- _Stated goal_
All of the lines below are to be printed again exactly; images are excluded from the output.

========

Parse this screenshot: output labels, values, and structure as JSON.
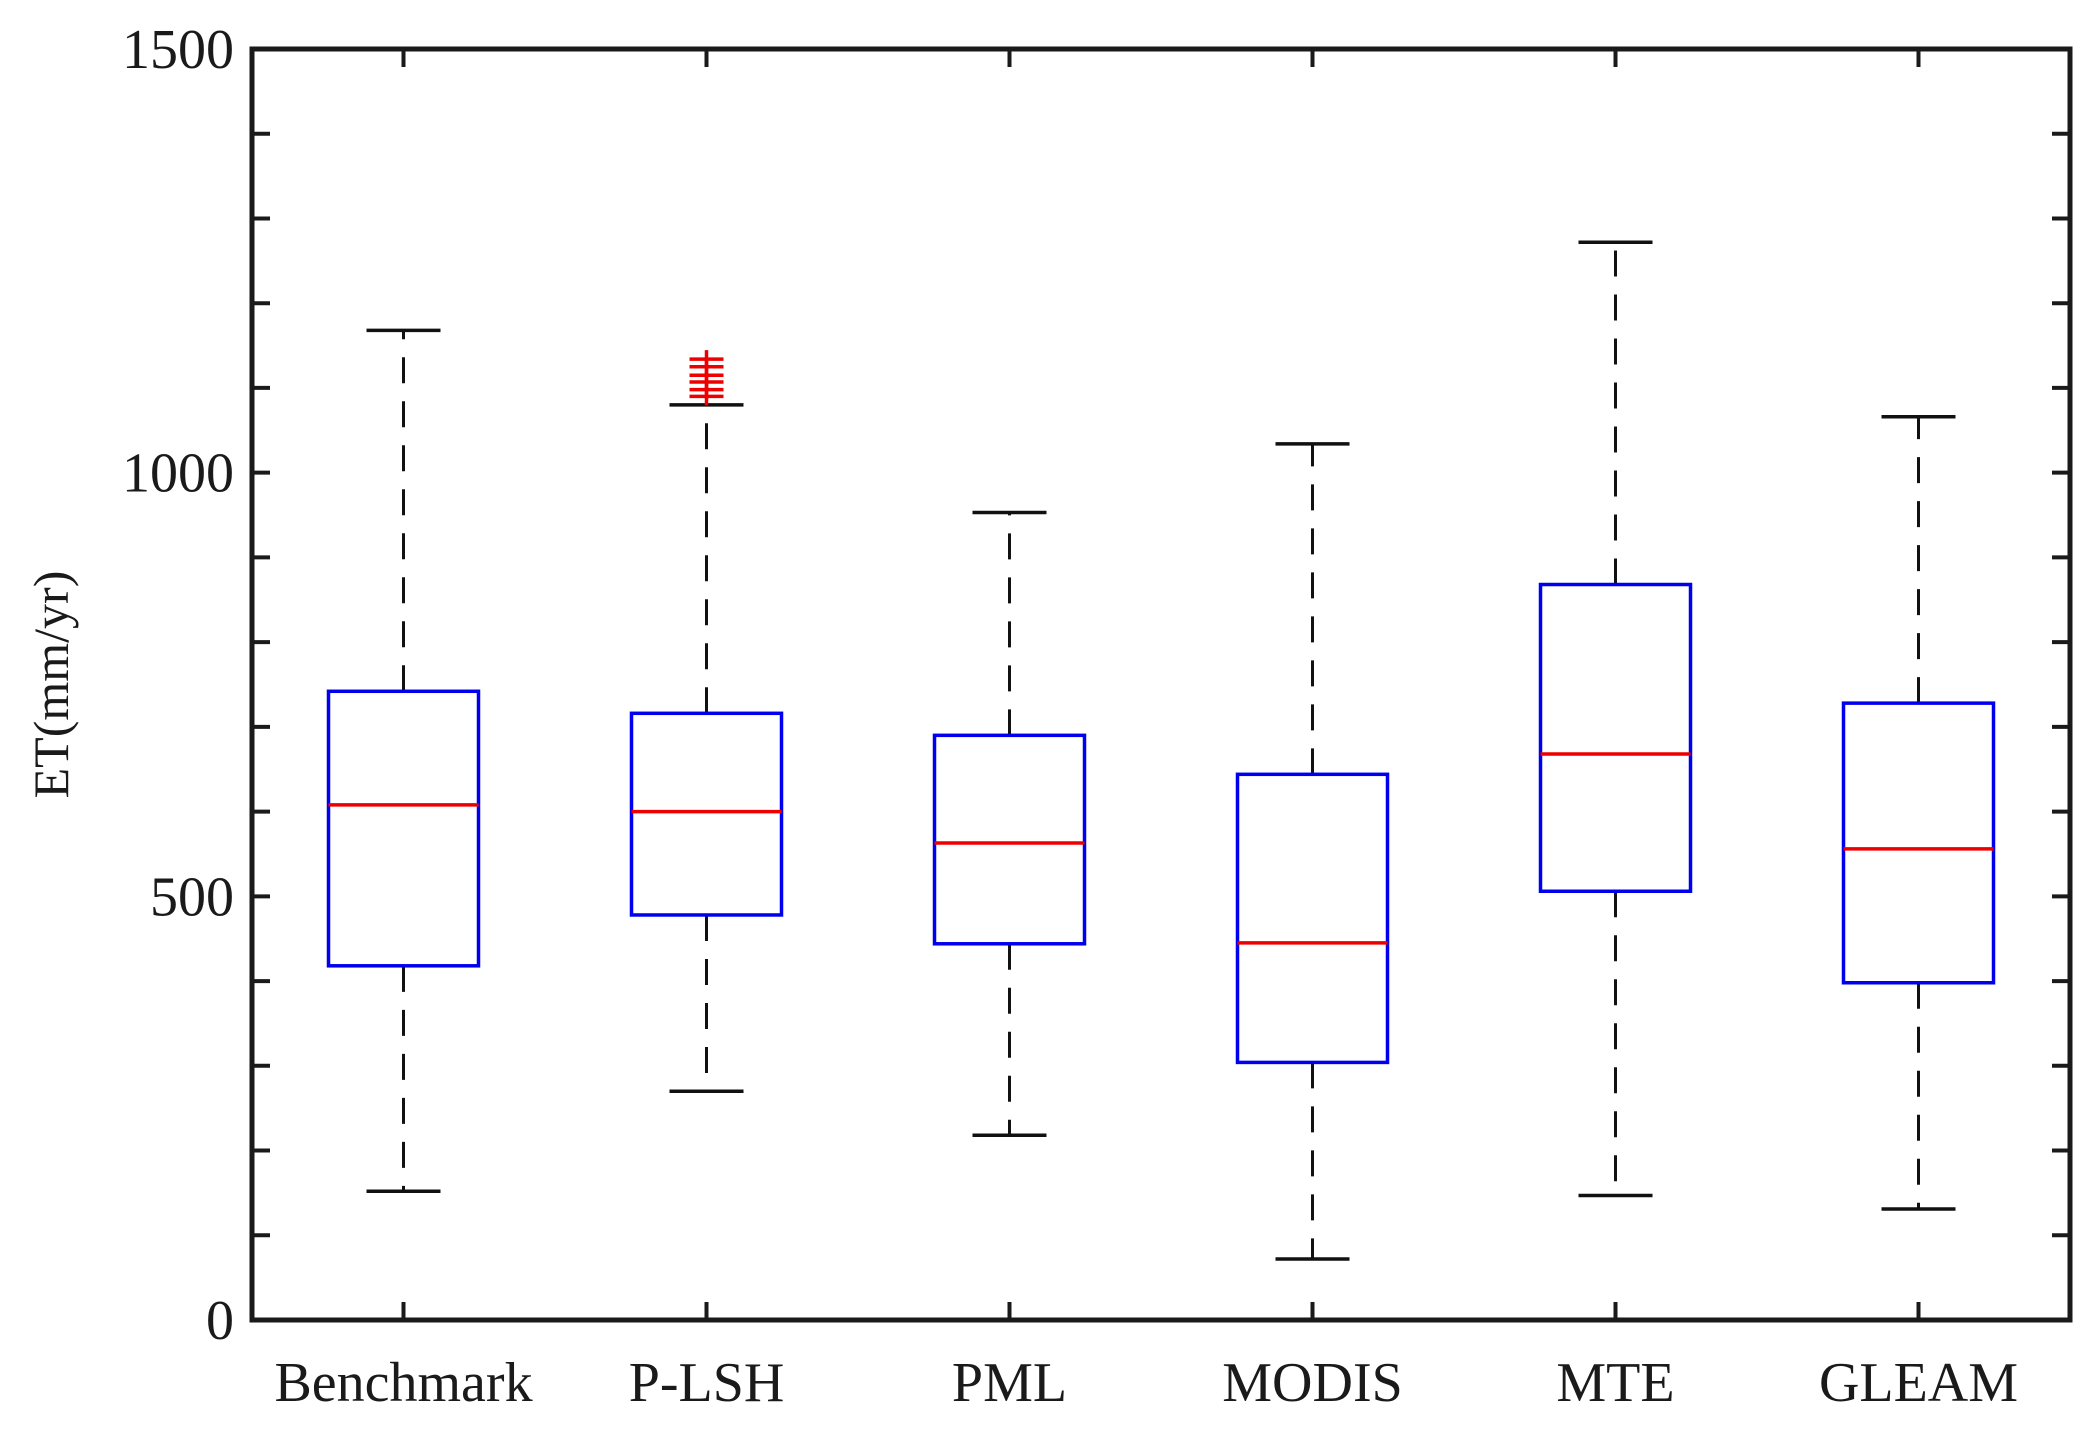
{
  "chart_data": {
    "type": "boxplot",
    "title": "",
    "xlabel": "",
    "ylabel": "ET(mm/yr)",
    "ylim": [
      0,
      1500
    ],
    "yticks": [
      0,
      100,
      200,
      300,
      400,
      500,
      600,
      700,
      800,
      900,
      1000,
      1100,
      1200,
      1300,
      1400,
      1500
    ],
    "ytick_labels": [
      "0",
      "500",
      "1000",
      "1500"
    ],
    "ytick_label_values": [
      0,
      500,
      1000,
      1500
    ],
    "categories": [
      "Benchmark",
      "P-LSH",
      "PML",
      "MODIS",
      "MTE",
      "GLEAM"
    ],
    "boxes": [
      {
        "name": "Benchmark",
        "whisker_low": 152,
        "q1": 418,
        "median": 608,
        "q3": 742,
        "whisker_high": 1168,
        "outliers": []
      },
      {
        "name": "P-LSH",
        "whisker_low": 270,
        "q1": 478,
        "median": 600,
        "q3": 716,
        "whisker_high": 1080,
        "outliers": [
          1090,
          1098,
          1107,
          1115,
          1125,
          1134
        ]
      },
      {
        "name": "PML",
        "whisker_low": 218,
        "q1": 444,
        "median": 563,
        "q3": 690,
        "whisker_high": 953,
        "outliers": []
      },
      {
        "name": "MODIS",
        "whisker_low": 72,
        "q1": 304,
        "median": 445,
        "q3": 644,
        "whisker_high": 1034,
        "outliers": []
      },
      {
        "name": "MTE",
        "whisker_low": 147,
        "q1": 506,
        "median": 668,
        "q3": 868,
        "whisker_high": 1272,
        "outliers": []
      },
      {
        "name": "GLEAM",
        "whisker_low": 131,
        "q1": 398,
        "median": 556,
        "q3": 728,
        "whisker_high": 1066,
        "outliers": []
      }
    ],
    "colors": {
      "box": "#0000ee",
      "median": "#ee0000",
      "outlier": "#ee0000",
      "whisker": "#111111",
      "axis": "#1a1a1a"
    },
    "grid": false,
    "legend": "none"
  }
}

========

- _The reply_
Parse this screenshot: output labels, values, and structure as JSON.
{
  "chart_data": {
    "type": "boxplot",
    "title": "",
    "xlabel": "",
    "ylabel": "ET(mm/yr)",
    "ylim": [
      0,
      1500
    ],
    "yticks": [
      0,
      100,
      200,
      300,
      400,
      500,
      600,
      700,
      800,
      900,
      1000,
      1100,
      1200,
      1300,
      1400,
      1500
    ],
    "ytick_labels": [
      "0",
      "500",
      "1000",
      "1500"
    ],
    "ytick_label_values": [
      0,
      500,
      1000,
      1500
    ],
    "categories": [
      "Benchmark",
      "P-LSH",
      "PML",
      "MODIS",
      "MTE",
      "GLEAM"
    ],
    "boxes": [
      {
        "name": "Benchmark",
        "whisker_low": 152,
        "q1": 418,
        "median": 608,
        "q3": 742,
        "whisker_high": 1168,
        "outliers": []
      },
      {
        "name": "P-LSH",
        "whisker_low": 270,
        "q1": 478,
        "median": 600,
        "q3": 716,
        "whisker_high": 1080,
        "outliers": [
          1090,
          1098,
          1107,
          1115,
          1125,
          1134
        ]
      },
      {
        "name": "PML",
        "whisker_low": 218,
        "q1": 444,
        "median": 563,
        "q3": 690,
        "whisker_high": 953,
        "outliers": []
      },
      {
        "name": "MODIS",
        "whisker_low": 72,
        "q1": 304,
        "median": 445,
        "q3": 644,
        "whisker_high": 1034,
        "outliers": []
      },
      {
        "name": "MTE",
        "whisker_low": 147,
        "q1": 506,
        "median": 668,
        "q3": 868,
        "whisker_high": 1272,
        "outliers": []
      },
      {
        "name": "GLEAM",
        "whisker_low": 131,
        "q1": 398,
        "median": 556,
        "q3": 728,
        "whisker_high": 1066,
        "outliers": []
      }
    ],
    "colors": {
      "box": "#0000ee",
      "median": "#ee0000",
      "outlier": "#ee0000",
      "whisker": "#111111",
      "axis": "#1a1a1a"
    },
    "grid": false,
    "legend": "none"
  }
}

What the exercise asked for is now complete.